Stored data entries
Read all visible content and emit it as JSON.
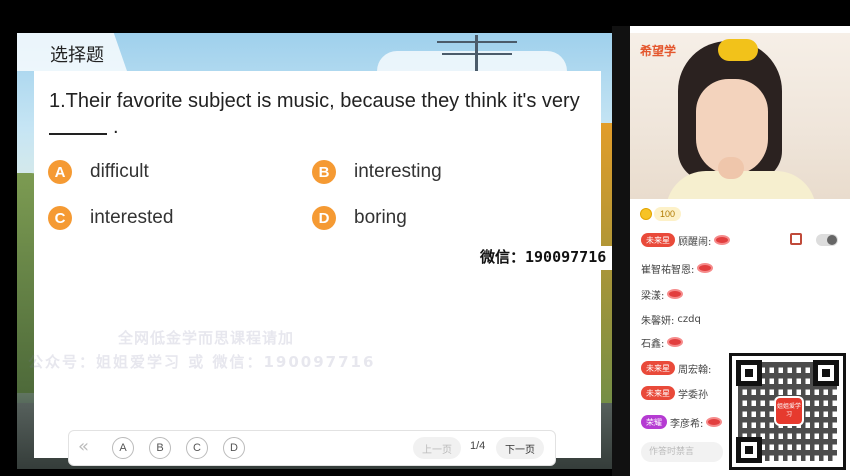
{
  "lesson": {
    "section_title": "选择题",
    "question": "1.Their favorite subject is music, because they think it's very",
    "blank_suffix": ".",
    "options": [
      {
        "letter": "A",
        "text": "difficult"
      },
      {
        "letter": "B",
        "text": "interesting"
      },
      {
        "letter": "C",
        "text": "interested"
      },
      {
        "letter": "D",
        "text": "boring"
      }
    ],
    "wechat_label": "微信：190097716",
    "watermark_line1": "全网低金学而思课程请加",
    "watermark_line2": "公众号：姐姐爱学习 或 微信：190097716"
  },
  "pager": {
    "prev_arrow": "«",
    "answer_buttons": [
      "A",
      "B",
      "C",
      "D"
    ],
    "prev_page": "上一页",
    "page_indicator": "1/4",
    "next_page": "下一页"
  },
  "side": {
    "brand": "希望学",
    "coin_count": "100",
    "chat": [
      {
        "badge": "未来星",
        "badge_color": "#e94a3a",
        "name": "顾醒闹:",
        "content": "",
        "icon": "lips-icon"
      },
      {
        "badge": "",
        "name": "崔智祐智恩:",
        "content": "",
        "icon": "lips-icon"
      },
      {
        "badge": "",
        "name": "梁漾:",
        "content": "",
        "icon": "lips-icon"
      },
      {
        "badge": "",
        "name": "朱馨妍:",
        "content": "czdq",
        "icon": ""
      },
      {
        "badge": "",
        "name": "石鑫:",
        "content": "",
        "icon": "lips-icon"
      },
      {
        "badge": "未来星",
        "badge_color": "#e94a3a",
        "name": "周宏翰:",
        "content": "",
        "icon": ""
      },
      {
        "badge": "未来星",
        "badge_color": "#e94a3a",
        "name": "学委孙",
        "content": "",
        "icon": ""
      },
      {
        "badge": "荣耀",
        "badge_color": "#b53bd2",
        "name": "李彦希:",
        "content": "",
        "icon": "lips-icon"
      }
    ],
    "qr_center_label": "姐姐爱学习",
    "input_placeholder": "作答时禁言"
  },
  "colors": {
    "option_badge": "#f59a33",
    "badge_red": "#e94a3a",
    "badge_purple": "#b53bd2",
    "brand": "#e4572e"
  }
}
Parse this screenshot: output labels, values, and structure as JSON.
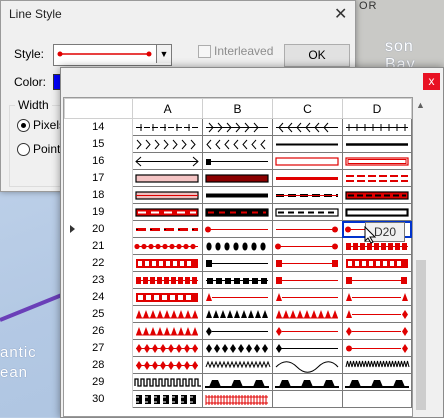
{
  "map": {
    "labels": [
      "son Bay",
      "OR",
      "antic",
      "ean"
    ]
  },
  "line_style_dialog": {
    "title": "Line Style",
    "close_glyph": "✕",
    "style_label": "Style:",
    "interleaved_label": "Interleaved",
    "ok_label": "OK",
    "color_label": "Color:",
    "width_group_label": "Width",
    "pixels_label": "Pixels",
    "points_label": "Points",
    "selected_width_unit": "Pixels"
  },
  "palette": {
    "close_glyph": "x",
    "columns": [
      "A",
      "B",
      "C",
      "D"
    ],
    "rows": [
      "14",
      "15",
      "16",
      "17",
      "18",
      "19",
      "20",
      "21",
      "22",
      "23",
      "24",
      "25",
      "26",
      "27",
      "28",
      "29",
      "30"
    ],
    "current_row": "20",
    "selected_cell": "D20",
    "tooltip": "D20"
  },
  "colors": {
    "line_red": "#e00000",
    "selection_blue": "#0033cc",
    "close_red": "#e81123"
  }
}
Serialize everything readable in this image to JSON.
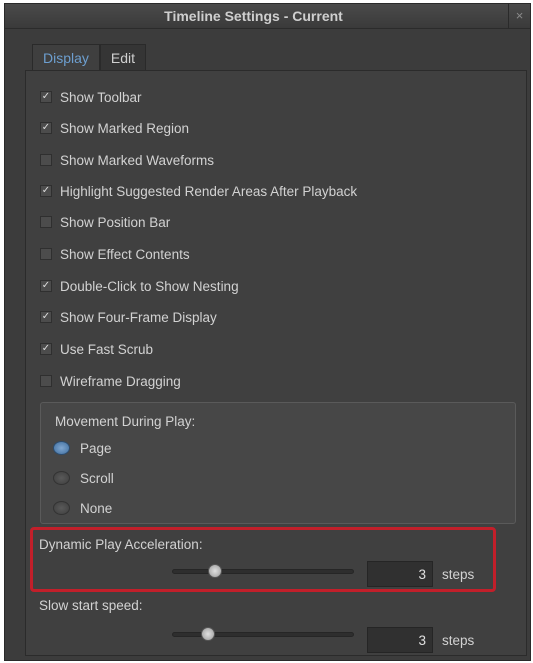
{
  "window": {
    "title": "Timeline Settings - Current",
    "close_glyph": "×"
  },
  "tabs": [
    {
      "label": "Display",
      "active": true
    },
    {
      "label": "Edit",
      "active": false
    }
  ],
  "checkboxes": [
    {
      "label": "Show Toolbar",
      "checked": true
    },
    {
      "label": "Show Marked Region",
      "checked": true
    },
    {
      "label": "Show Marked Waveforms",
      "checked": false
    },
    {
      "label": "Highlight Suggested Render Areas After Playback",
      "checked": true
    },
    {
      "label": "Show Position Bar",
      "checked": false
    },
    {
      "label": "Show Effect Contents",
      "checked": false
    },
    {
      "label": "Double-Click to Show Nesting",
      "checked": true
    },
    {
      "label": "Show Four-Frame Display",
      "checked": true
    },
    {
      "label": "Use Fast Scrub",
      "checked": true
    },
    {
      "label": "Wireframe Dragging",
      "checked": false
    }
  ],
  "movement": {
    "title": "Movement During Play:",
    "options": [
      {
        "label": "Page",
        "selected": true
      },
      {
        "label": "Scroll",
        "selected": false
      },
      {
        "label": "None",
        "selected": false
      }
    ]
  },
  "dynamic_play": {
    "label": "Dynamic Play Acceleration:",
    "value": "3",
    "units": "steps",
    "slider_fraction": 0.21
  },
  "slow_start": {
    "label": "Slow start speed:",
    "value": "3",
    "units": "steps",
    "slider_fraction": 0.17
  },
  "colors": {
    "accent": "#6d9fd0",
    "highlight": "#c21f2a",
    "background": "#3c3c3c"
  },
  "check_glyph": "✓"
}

Aim: Examine the data above and state how many of its lines contain the word "Marked", with no further remarks.

Result below: 2